(Recorded data)
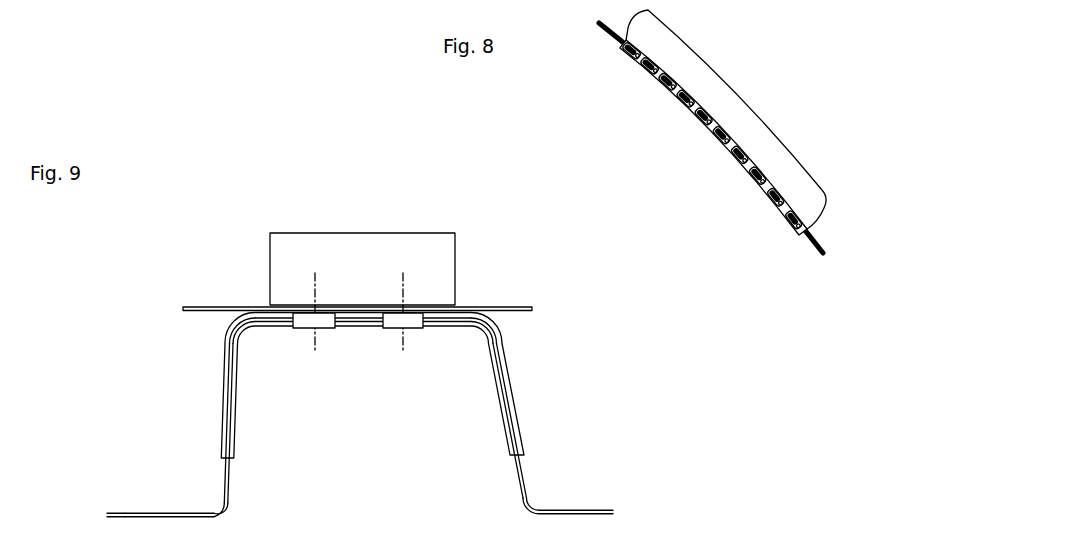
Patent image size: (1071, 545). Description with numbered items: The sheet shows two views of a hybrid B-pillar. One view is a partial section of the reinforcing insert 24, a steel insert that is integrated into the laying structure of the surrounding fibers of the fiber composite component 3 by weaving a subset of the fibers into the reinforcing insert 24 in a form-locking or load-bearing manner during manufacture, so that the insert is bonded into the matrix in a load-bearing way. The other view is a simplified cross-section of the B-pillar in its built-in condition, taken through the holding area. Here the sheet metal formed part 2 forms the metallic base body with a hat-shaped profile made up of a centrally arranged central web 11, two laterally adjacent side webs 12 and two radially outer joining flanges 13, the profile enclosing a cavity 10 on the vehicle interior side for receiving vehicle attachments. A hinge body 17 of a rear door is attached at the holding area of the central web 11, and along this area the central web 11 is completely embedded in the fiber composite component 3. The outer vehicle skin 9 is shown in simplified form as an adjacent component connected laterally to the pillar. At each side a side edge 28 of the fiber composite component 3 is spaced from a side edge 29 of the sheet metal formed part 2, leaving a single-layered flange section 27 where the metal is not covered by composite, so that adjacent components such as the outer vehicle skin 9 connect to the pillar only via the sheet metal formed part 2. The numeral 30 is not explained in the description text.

In FIG. 9, the sheet metal formed part 2 is at (349, 415).
In FIG. 8, the fiber composite component 3 is at (762, 130).
In FIG. 9, the outer vehicle skin 9 is at (517, 307).
In FIG. 9, the cavity 10 is at (349, 367).
In FIG. 9, the central web 11 is at (270, 328).
In FIG. 9, the side webs 12 is at (515, 430).
In FIG. 9, the joining flanges 13 is at (550, 505).
In FIG. 9, the hinge body 17 is at (455, 260).
In FIG. 8, the reinforcing insert 24 is at (820, 233).
In FIG. 9, the single-layered flange section 27 is at (152, 513).
In FIG. 9, the side edge of the fiber composite component 28 is at (217, 460).
In FIG. 9, the side edge of the sheet metal formed part 29 is at (103, 513).
In FIG. 9, the fastening element 30 is at (317, 337).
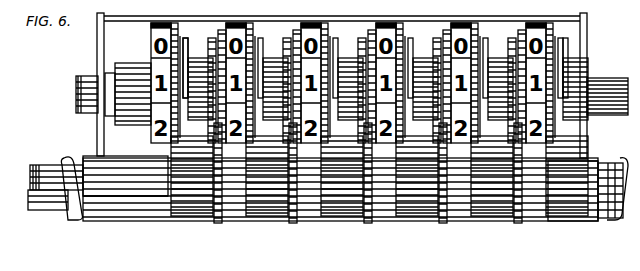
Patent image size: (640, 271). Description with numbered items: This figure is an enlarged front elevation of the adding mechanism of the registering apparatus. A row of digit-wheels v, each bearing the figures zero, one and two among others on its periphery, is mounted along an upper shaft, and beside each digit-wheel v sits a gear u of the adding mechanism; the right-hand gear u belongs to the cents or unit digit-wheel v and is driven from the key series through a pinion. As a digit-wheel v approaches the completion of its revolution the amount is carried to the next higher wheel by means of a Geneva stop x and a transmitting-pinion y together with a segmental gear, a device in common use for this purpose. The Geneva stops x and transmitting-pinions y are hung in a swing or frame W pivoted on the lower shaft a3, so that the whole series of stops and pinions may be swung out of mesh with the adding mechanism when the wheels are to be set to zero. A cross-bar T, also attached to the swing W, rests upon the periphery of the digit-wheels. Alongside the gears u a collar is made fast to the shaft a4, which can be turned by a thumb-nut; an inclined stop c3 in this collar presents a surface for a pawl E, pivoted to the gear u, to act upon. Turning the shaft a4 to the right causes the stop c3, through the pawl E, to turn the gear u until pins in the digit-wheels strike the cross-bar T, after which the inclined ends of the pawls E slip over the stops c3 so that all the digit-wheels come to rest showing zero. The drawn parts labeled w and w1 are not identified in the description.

The cross-bar T is at (342, 85).
The pawl E is at (251, 44).
The swing or frame W is at (82, 150).
The shaft a3 is at (36, 164).
The shaft a4 is at (594, 72).
The inclined stop c3 is at (630, 114).
The gear u is at (464, 24).
The digit wheel w is at (380, 24).
The digit wheel ring w1 is at (428, 24).
The digit-wheel v is at (534, 22).
The Geneva stop x is at (211, 215).
The transmitting-pinion y is at (186, 210).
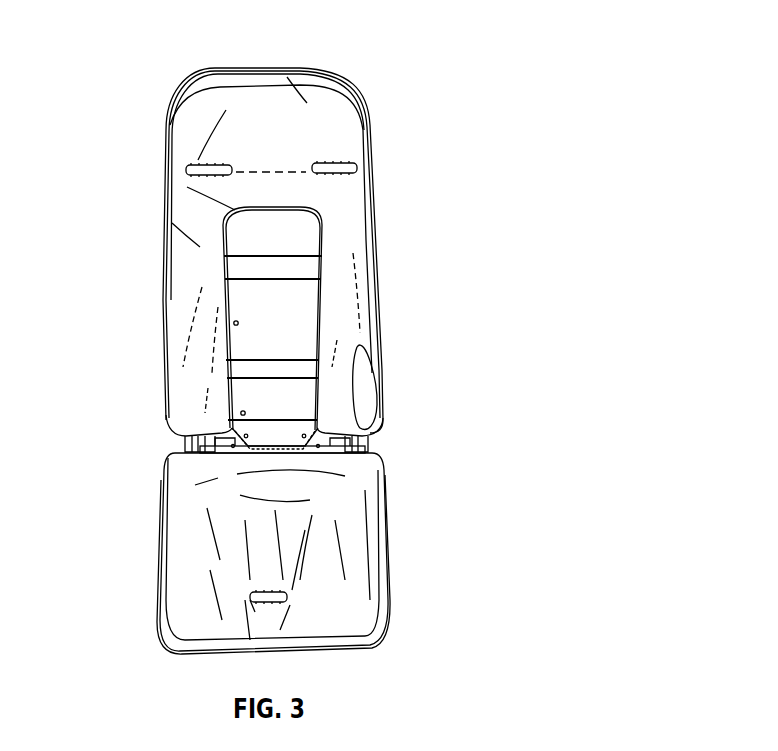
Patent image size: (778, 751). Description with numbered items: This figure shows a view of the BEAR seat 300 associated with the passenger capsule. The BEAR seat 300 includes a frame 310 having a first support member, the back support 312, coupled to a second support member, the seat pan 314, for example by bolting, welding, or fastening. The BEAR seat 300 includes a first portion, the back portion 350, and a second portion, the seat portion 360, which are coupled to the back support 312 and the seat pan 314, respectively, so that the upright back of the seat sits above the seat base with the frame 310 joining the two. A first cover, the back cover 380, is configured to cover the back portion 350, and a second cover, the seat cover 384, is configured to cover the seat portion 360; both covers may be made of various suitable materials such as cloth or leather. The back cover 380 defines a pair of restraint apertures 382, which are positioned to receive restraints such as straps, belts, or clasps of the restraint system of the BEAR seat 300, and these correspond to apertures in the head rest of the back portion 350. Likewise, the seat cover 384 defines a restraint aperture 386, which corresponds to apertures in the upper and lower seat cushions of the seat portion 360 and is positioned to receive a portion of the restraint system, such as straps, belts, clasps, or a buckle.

The BEAR seat 300 is at (370, 41).
The back portion 350 is at (119, 93).
The back cover 380 is at (265, 100).
The restraint apertures 382 is at (190, 166).
The back support 312 is at (293, 329).
The seat pan 314 is at (193, 433).
The frame 310 is at (358, 442).
The seat portion 360 is at (406, 583).
The seat cover 384 is at (178, 593).
The restraint aperture 386 is at (287, 597).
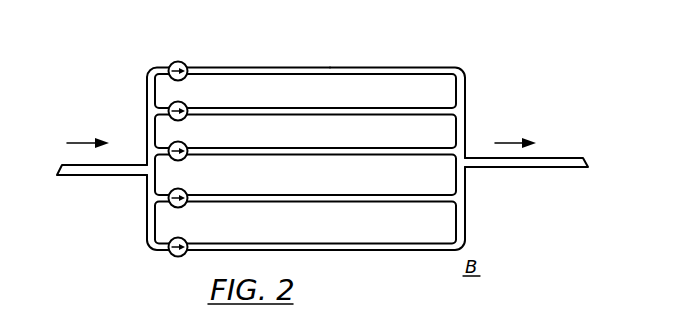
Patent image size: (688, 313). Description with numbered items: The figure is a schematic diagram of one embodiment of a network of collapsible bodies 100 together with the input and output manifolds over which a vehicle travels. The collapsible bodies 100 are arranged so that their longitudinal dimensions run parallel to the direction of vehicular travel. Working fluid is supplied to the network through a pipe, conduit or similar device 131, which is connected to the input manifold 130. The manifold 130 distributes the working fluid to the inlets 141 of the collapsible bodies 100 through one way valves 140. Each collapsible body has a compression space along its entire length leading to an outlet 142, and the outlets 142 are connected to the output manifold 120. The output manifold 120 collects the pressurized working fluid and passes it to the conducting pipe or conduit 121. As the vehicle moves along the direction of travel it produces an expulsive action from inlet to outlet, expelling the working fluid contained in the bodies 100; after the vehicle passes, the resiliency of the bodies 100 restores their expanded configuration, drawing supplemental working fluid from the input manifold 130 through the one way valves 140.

The collapsible bodies 100 is at (318, 77).
The output manifold 120 is at (464, 90).
The conducting pipe or conduit 121 is at (562, 162).
The manifold 130 is at (146, 189).
The pipe, conduit or similar device 131 is at (95, 178).
The one way valves 140 is at (172, 143).
The inlets 141 is at (222, 67).
The outlets 142 is at (436, 70).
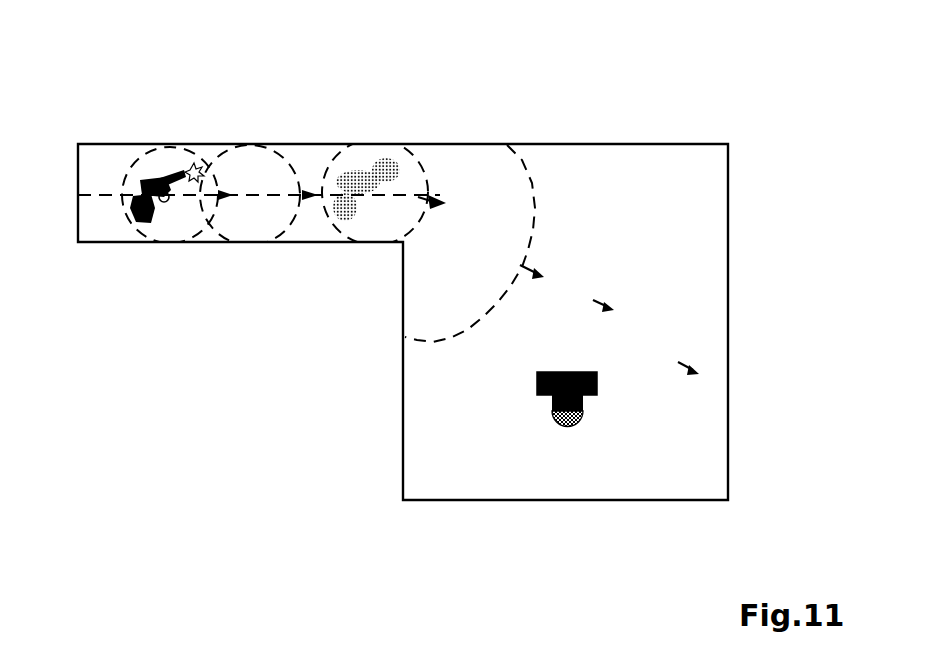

To do
Edit the records above by replacing "Patent image size" with "Drawing size" and leaving everything else unchanged. Omit the pictures from your answer.

Response
Drawing size: (1071, 545). Description with numbered items: The sheet shows two views of a hybrid B-pillar. One view is a partial section of the reinforcing insert 24, a steel insert that is integrated into the laying structure of the surrounding fibers of the fiber composite component 3 by weaving a subset of the fibers into the reinforcing insert 24 in a form-locking or load-bearing manner during manufacture, so that the insert is bonded into the matrix in a load-bearing way. The other view is a simplified cross-section of the B-pillar in its built-in condition, taken through the holding area. Here the sheet metal formed part 2 forms the metallic base body with a hat-shaped profile made up of a centrally arranged central web 11, two laterally adjacent side webs 12 and two radially outer joining flanges 13, the profile enclosing a cavity 10 on the vehicle interior side for receiving vehicle attachments. A hinge body 17 of a rear door is attached at the holding area of the central web 11, and along this area the central web 11 is completely embedded in the fiber composite component 3. The outer vehicle skin 9 is shown in simplified form as an adjacent component connected laterally to the pillar. At each side a side edge 28 of the fiber composite component 3 is spaced from a side edge 29 of the sheet metal formed part 2, leaving a single-layered flange section 27 where the metal is not covered by composite, so that adjacent components such as the outer vehicle skin 9 connect to the pillar only via the sheet metal formed part 2. The numeral 30 is not explained in the description text.

In FIG. 9, the sheet metal formed part 2 is at (349, 415).
In FIG. 8, the fiber composite component 3 is at (762, 130).
In FIG. 9, the outer vehicle skin 9 is at (517, 307).
In FIG. 9, the cavity 10 is at (349, 367).
In FIG. 9, the central web 11 is at (270, 328).
In FIG. 9, the side webs 12 is at (515, 430).
In FIG. 9, the joining flanges 13 is at (550, 505).
In FIG. 9, the hinge body 17 is at (455, 260).
In FIG. 8, the reinforcing insert 24 is at (820, 233).
In FIG. 9, the single-layered flange section 27 is at (152, 513).
In FIG. 9, the side edge of the fiber composite component 28 is at (217, 460).
In FIG. 9, the side edge of the sheet metal formed part 29 is at (103, 513).
In FIG. 9, the fastening element 30 is at (317, 337).
Drawing size: (640, 271). Description with numbered items: This figure is an enlarged front elevation of the adding mechanism of the registering apparatus. A row of digit-wheels v, each bearing the figures zero, one and two among others on its periphery, is mounted along an upper shaft, and beside each digit-wheel v sits a gear u of the adding mechanism; the right-hand gear u belongs to the cents or unit digit-wheel v and is driven from the key series through a pinion. As a digit-wheel v approaches the completion of its revolution the amount is carried to the next higher wheel by means of a Geneva stop x and a transmitting-pinion y together with a segmental gear, a device in common use for this purpose. The Geneva stops x and transmitting-pinions y are hung in a swing or frame W pivoted on the lower shaft a3, so that the whole series of stops and pinions may be swung out of mesh with the adding mechanism when the wheels are to be set to zero. A cross-bar T, also attached to the swing W, rests upon the periphery of the digit-wheels. Alongside the gears u a collar is made fast to the shaft a4, which can be turned by a thumb-nut; an inclined stop c3 in this collar presents a surface for a pawl E, pivoted to the gear u, to act upon. Turning the shaft a4 to the right causes the stop c3, through the pawl E, to turn the gear u until pins in the digit-wheels strike the cross-bar T, after which the inclined ends of the pawls E slip over the stops c3 so that all the digit-wheels come to rest showing zero. The drawn parts labeled w and w1 are not identified in the description.

The cross-bar T is at (342, 85).
The pawl E is at (251, 44).
The swing or frame W is at (82, 150).
The shaft a3 is at (36, 164).
The shaft a4 is at (594, 72).
The inclined stop c3 is at (630, 114).
The gear u is at (464, 24).
The digit wheel w is at (380, 24).
The digit wheel ring w1 is at (428, 24).
The digit-wheel v is at (534, 22).
The Geneva stop x is at (211, 215).
The transmitting-pinion y is at (186, 210).
Drawing size: (778, 751). Description with numbered items: This figure shows a view of the BEAR seat 300 associated with the passenger capsule. The BEAR seat 300 includes a frame 310 having a first support member, the back support 312, coupled to a second support member, the seat pan 314, for example by bolting, welding, or fastening. The BEAR seat 300 includes a first portion, the back portion 350, and a second portion, the seat portion 360, which are coupled to the back support 312 and the seat pan 314, respectively, so that the upright back of the seat sits above the seat base with the frame 310 joining the two. A first cover, the back cover 380, is configured to cover the back portion 350, and a second cover, the seat cover 384, is configured to cover the seat portion 360; both covers may be made of various suitable materials such as cloth or leather. The back cover 380 defines a pair of restraint apertures 382, which are positioned to receive restraints such as straps, belts, or clasps of the restraint system of the BEAR seat 300, and these correspond to apertures in the head rest of the back portion 350. Likewise, the seat cover 384 defines a restraint aperture 386, which corresponds to apertures in the upper and lower seat cushions of the seat portion 360 and is positioned to receive a portion of the restraint system, such as straps, belts, clasps, or a buckle.

The BEAR seat 300 is at (370, 41).
The back portion 350 is at (119, 93).
The back cover 380 is at (265, 100).
The restraint apertures 382 is at (190, 166).
The back support 312 is at (293, 329).
The seat pan 314 is at (193, 433).
The frame 310 is at (358, 442).
The seat portion 360 is at (406, 583).
The seat cover 384 is at (178, 593).
The restraint aperture 386 is at (287, 597).
Drawing size: (688, 313). Description with numbered items: The figure is a schematic diagram of one embodiment of a network of collapsible bodies 100 together with the input and output manifolds over which a vehicle travels. The collapsible bodies 100 are arranged so that their longitudinal dimensions run parallel to the direction of vehicular travel. Working fluid is supplied to the network through a pipe, conduit or similar device 131, which is connected to the input manifold 130. The manifold 130 distributes the working fluid to the inlets 141 of the collapsible bodies 100 through one way valves 140. Each collapsible body has a compression space along its entire length leading to an outlet 142, and the outlets 142 are connected to the output manifold 120. The output manifold 120 collects the pressurized working fluid and passes it to the conducting pipe or conduit 121. As the vehicle moves along the direction of travel it produces an expulsive action from inlet to outlet, expelling the working fluid contained in the bodies 100; after the vehicle passes, the resiliency of the bodies 100 restores their expanded configuration, drawing supplemental working fluid from the input manifold 130 through the one way valves 140.

The collapsible bodies 100 is at (318, 77).
The output manifold 120 is at (464, 90).
The conducting pipe or conduit 121 is at (562, 162).
The manifold 130 is at (146, 189).
The pipe, conduit or similar device 131 is at (95, 178).
The one way valves 140 is at (172, 143).
The inlets 141 is at (222, 67).
The outlets 142 is at (436, 70).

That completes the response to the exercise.